## To-do list
A. According to the text on excuses for bad communication, what is the right thing to do when it comes to communication?
B. Write out the stretch of the text on excuses for bad communication from "Because the people" through "it worth it).".

## Text

──────

I’ve heard a lot of excuses for bad communication in my life. (Branding, communication, public relations, marketing….call it what you want, it all comes down to the same thing.)
The bottom line is this. If you’re paying another human being, or a group of human beings, to make words and pictures and moving digital things on your behalf — to make you look good — then it does not behoove you to dismiss the expertise of those very people. 
Because the people out there, you know, the great unwashed masses, they don’t care about your excuses or why you couldn’t get past yourself to do the right thing.
And when it comes to communication, that thing is always to express the totality of the organization. 
The good, the bad, and the ugly, from the fun and fluffy ribbon-cuttings to the boring, incomprehensible financial disclosures.
So if you are saying any of the following things to your communicators, either expressly or implicitly, you might want to reconsider the utility to your organization (e.g., is it worth it). 
Because the bottom line is — nobody wants to hear it.

Category I. Denial (a.k.a. “Nothing To See Here, Let’s Move On”)
  • “Historically we’ve never done things that way.”
  • “Communication doesn’t deal with policy or legal matters. ”
  • “We don’t need social media in our news clips. Nobody reads Twitter and Facebook.”
  • “Don’t you think you’re being a bit melodramatic?”
  • “Why do we have to talk about this if nobody asked?”
Category II. Stall For Time 
  • “Why don’t you ask X for permission and tell me what they say?”
  • “Our partners have to agree to that first.”
  • “Above my pay grade.”
  • “I don’t know who’s in charge of making that decision.”
  • “Would never get past the lawyers.”
Category III. Blame Lack of Resources
  • “Can’t afford it.”
  • “Don’t have time.”
  • “We already have a strategy.”
Category IV: Invoke Superiority
  • “I’m the expert. I don’t need you to tell me how to communicate.”
  • “Our stakeholders have their own way of thinking about things.”
  • “Why on earth would we ever say bad things about ourselves?”
  • “That’s not what communication is.”
  • “That’s an oversimplification.”
Category V: Attack The Communicator
  • “You have no business writing up that kind of concept and submitting it.”
  • “You do realize this is the government, right?”
  • “You do realize we’re a private company, right? Why do I want to promote the ideas of other people?”
  • “Why don’t you work on your Microsoft Word skills first?”

──────

## Recorded data
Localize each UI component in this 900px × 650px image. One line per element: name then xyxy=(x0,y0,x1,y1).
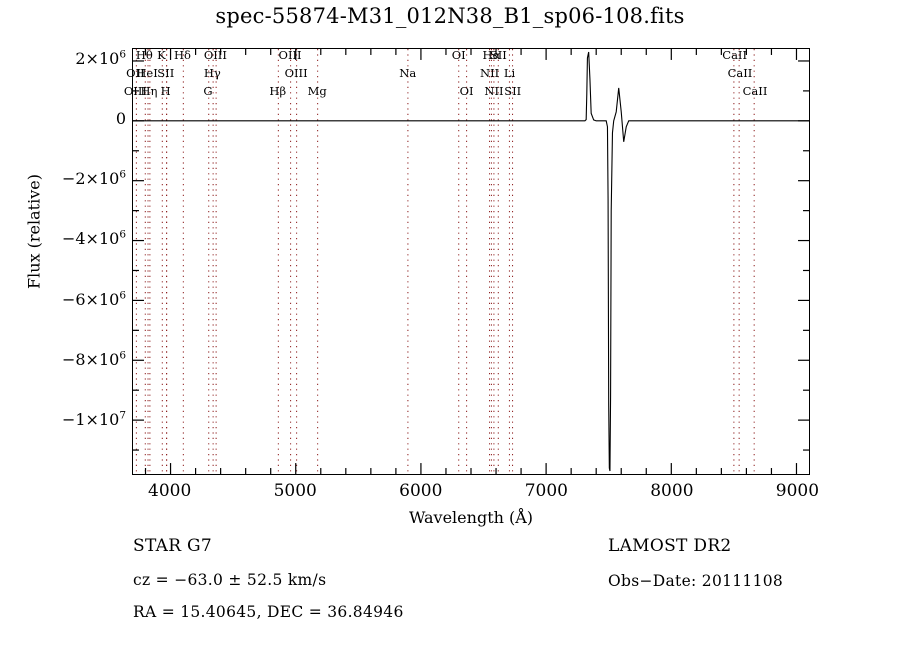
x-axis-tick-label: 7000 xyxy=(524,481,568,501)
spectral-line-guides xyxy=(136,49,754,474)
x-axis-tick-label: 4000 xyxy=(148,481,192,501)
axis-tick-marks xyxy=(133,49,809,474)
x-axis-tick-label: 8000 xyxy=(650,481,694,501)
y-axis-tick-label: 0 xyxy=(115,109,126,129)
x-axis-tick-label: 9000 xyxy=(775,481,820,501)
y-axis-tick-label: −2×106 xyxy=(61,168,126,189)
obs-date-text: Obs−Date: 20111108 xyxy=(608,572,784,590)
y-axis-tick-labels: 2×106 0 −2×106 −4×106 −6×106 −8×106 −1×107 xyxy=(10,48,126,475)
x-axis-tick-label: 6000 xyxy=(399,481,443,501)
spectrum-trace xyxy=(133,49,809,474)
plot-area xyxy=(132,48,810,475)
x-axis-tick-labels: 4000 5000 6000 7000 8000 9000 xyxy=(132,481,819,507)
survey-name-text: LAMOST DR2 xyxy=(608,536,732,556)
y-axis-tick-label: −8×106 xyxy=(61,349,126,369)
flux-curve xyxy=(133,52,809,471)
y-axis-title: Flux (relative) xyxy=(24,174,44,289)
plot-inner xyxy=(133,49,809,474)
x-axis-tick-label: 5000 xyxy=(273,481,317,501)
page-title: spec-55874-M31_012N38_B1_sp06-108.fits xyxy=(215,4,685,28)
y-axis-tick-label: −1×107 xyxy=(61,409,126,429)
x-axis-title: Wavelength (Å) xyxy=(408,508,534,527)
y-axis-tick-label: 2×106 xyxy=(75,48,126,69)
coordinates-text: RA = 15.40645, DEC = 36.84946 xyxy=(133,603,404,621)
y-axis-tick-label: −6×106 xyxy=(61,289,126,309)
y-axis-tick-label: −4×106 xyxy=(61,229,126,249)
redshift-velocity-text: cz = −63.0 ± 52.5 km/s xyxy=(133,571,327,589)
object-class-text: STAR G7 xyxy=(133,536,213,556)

──────

## Results of the exercise
A. The right thing is always to express the totality of the organization.

B.
Because the people out there, you know, the great unwashed masses, they don’t care about your excuses or why you couldn’t get past yourself to do the right thing.
And when it comes to communication, that thing is always to express the totality of the organization. 
The good, the bad, and the ugly, from the fun and fluffy ribbon-cuttings to the boring, incomprehensible financial disclosures.
So if you are saying any of the following things to your communicators, either expressly or implicitly, you might want to reconsider the utility to your organization (e.g., is it worth it).